What to work on: Where the data below has the string "shaped", return the whole line.

═══ Data to process

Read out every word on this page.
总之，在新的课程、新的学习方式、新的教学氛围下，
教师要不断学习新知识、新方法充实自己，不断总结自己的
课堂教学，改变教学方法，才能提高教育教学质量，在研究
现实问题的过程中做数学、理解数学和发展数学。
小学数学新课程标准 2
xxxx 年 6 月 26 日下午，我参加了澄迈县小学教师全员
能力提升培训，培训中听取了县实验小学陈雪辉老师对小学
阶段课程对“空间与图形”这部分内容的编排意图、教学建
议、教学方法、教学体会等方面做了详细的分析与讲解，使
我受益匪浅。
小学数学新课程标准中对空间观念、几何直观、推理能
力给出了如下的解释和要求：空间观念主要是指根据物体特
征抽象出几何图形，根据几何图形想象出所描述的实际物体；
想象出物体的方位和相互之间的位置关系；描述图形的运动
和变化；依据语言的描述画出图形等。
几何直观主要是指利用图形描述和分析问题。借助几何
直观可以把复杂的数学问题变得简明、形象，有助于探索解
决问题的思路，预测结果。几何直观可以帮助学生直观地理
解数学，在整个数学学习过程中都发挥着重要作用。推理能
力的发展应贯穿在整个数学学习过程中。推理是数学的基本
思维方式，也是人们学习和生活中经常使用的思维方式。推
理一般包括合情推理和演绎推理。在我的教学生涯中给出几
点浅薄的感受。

══════
═══ Data to process

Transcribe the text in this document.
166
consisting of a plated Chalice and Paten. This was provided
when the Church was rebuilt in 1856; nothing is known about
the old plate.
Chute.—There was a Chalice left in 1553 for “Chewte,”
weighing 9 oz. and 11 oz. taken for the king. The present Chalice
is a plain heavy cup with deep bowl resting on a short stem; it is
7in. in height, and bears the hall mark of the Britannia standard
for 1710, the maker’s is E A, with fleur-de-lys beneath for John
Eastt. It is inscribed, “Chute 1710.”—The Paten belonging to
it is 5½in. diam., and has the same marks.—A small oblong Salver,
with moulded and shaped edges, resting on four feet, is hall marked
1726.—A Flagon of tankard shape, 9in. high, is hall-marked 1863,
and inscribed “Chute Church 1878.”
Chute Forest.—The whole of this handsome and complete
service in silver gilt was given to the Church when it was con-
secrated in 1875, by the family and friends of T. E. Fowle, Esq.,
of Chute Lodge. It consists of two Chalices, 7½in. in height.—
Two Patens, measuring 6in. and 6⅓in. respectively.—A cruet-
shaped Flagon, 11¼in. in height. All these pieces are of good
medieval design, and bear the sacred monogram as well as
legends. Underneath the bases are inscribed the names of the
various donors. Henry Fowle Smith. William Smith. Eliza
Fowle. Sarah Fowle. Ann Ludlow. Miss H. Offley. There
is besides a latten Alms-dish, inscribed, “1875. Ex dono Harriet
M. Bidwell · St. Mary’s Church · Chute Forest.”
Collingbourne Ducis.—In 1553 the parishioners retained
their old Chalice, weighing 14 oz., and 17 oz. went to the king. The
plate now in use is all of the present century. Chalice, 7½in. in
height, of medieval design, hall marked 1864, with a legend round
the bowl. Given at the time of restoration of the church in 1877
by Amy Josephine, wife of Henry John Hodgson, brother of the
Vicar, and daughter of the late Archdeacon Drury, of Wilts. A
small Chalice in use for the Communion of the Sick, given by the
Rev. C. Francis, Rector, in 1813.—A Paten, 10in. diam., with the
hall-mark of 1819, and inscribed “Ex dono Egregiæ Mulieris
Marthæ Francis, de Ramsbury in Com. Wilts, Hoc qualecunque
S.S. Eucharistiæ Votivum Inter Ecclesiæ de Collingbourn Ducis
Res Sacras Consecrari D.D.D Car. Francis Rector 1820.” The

══════

Result of the task:
with moulded and shaped edges, resting on four feet, is hall marked
shaped Flagon, 11¼in. in height. All these pieces are of good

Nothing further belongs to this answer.